Dataset records
============

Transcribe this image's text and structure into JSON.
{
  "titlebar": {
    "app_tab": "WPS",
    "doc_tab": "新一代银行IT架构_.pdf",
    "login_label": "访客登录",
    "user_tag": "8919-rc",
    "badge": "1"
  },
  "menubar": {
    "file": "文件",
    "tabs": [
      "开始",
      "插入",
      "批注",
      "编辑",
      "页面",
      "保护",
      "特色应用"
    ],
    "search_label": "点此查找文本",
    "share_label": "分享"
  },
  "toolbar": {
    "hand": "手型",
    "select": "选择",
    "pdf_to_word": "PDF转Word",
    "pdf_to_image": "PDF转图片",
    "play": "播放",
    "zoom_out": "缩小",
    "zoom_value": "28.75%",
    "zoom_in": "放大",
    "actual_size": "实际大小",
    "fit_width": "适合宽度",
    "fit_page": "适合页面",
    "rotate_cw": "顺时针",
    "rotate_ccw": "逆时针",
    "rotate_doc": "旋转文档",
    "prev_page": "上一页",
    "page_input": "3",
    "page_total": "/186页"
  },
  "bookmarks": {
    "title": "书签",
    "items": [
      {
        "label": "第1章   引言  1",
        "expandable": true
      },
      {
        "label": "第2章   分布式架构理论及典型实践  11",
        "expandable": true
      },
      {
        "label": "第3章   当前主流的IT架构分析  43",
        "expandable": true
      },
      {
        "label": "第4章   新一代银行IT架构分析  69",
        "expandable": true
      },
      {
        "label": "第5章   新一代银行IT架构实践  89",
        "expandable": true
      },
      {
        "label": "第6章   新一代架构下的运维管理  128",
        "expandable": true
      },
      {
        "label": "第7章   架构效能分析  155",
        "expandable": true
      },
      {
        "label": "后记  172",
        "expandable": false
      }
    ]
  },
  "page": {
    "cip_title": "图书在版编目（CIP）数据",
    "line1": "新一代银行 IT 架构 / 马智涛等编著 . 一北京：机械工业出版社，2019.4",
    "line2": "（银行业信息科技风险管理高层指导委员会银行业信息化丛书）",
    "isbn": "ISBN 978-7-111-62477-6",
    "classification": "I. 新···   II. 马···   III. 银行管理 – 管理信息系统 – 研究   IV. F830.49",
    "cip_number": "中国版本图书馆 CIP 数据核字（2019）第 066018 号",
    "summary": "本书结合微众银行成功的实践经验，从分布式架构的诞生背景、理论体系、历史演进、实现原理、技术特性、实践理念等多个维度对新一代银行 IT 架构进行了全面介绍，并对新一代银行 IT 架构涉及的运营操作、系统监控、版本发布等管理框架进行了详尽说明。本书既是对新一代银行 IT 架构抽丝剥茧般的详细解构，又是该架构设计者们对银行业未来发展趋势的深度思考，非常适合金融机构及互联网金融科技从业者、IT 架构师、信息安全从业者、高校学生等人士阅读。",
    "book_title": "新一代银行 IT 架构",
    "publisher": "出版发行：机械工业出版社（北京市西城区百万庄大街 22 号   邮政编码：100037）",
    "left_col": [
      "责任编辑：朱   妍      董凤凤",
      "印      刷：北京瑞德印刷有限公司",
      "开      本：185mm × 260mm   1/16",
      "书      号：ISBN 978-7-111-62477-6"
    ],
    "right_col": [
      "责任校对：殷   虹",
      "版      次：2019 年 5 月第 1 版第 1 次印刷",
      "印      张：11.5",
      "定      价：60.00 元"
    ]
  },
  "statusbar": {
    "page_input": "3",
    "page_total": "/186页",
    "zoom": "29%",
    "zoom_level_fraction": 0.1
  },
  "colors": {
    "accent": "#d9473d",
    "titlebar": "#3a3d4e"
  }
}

============

Goal:
Write out the entire listing exactly.

Full output:
Transcribe this image's text and structure into JSON.
{
  "titlebar": {
    "app_tab": "WPS",
    "doc_tab": "新一代银行IT架构_.pdf",
    "login_label": "访客登录",
    "user_tag": "8919-rc",
    "badge": "1"
  },
  "menubar": {
    "file": "文件",
    "tabs": [
      "开始",
      "插入",
      "批注",
      "编辑",
      "页面",
      "保护",
      "特色应用"
    ],
    "search_label": "点此查找文本",
    "share_label": "分享"
  },
  "toolbar": {
    "hand": "手型",
    "select": "选择",
    "pdf_to_word": "PDF转Word",
    "pdf_to_image": "PDF转图片",
    "play": "播放",
    "zoom_out": "缩小",
    "zoom_value": "28.75%",
    "zoom_in": "放大",
    "actual_size": "实际大小",
    "fit_width": "适合宽度",
    "fit_page": "适合页面",
    "rotate_cw": "顺时针",
    "rotate_ccw": "逆时针",
    "rotate_doc": "旋转文档",
    "prev_page": "上一页",
    "page_input": "3",
    "page_total": "/186页"
  },
  "bookmarks": {
    "title": "书签",
    "items": [
      {
        "label": "第1章   引言  1",
        "expandable": true
      },
      {
        "label": "第2章   分布式架构理论及典型实践  11",
        "expandable": true
      },
      {
        "label": "第3章   当前主流的IT架构分析  43",
        "expandable": true
      },
      {
        "label": "第4章   新一代银行IT架构分析  69",
        "expandable": true
      },
      {
        "label": "第5章   新一代银行IT架构实践  89",
        "expandable": true
      },
      {
        "label": "第6章   新一代架构下的运维管理  128",
        "expandable": true
      },
      {
        "label": "第7章   架构效能分析  155",
        "expandable": true
      },
      {
        "label": "后记  172",
        "expandable": false
      }
    ]
  },
  "page": {
    "cip_title": "图书在版编目（CIP）数据",
    "line1": "新一代银行 IT 架构 / 马智涛等编著 . 一北京：机械工业出版社，2019.4",
    "line2": "（银行业信息科技风险管理高层指导委员会银行业信息化丛书）",
    "isbn": "ISBN 978-7-111-62477-6",
    "classification": "I. 新···   II. 马···   III. 银行管理 – 管理信息系统 – 研究   IV. F830.49",
    "cip_number": "中国版本图书馆 CIP 数据核字（2019）第 066018 号",
    "summary": "本书结合微众银行成功的实践经验，从分布式架构的诞生背景、理论体系、历史演进、实现原理、技术特性、实践理念等多个维度对新一代银行 IT 架构进行了全面介绍，并对新一代银行 IT 架构涉及的运营操作、系统监控、版本发布等管理框架进行了详尽说明。本书既是对新一代银行 IT 架构抽丝剥茧般的详细解构，又是该架构设计者们对银行业未来发展趋势的深度思考，非常适合金融机构及互联网金融科技从业者、IT 架构师、信息安全从业者、高校学生等人士阅读。",
    "book_title": "新一代银行 IT 架构",
    "publisher": "出版发行：机械工业出版社（北京市西城区百万庄大街 22 号   邮政编码：100037）",
    "left_col": [
      "责任编辑：朱   妍      董凤凤",
      "印      刷：北京瑞德印刷有限公司",
      "开      本：185mm × 260mm   1/16",
      "书      号：ISBN 978-7-111-62477-6"
    ],
    "right_col": [
      "责任校对：殷   虹",
      "版      次：2019 年 5 月第 1 版第 1 次印刷",
      "印      张：11.5",
      "定      价：60.00 元"
    ]
  },
  "statusbar": {
    "page_input": "3",
    "page_total": "/186页",
    "zoom": "29%",
    "zoom_level_fraction": 0.1
  },
  "colors": {
    "accent": "#d9473d",
    "titlebar": "#3a3d4e"
  }
}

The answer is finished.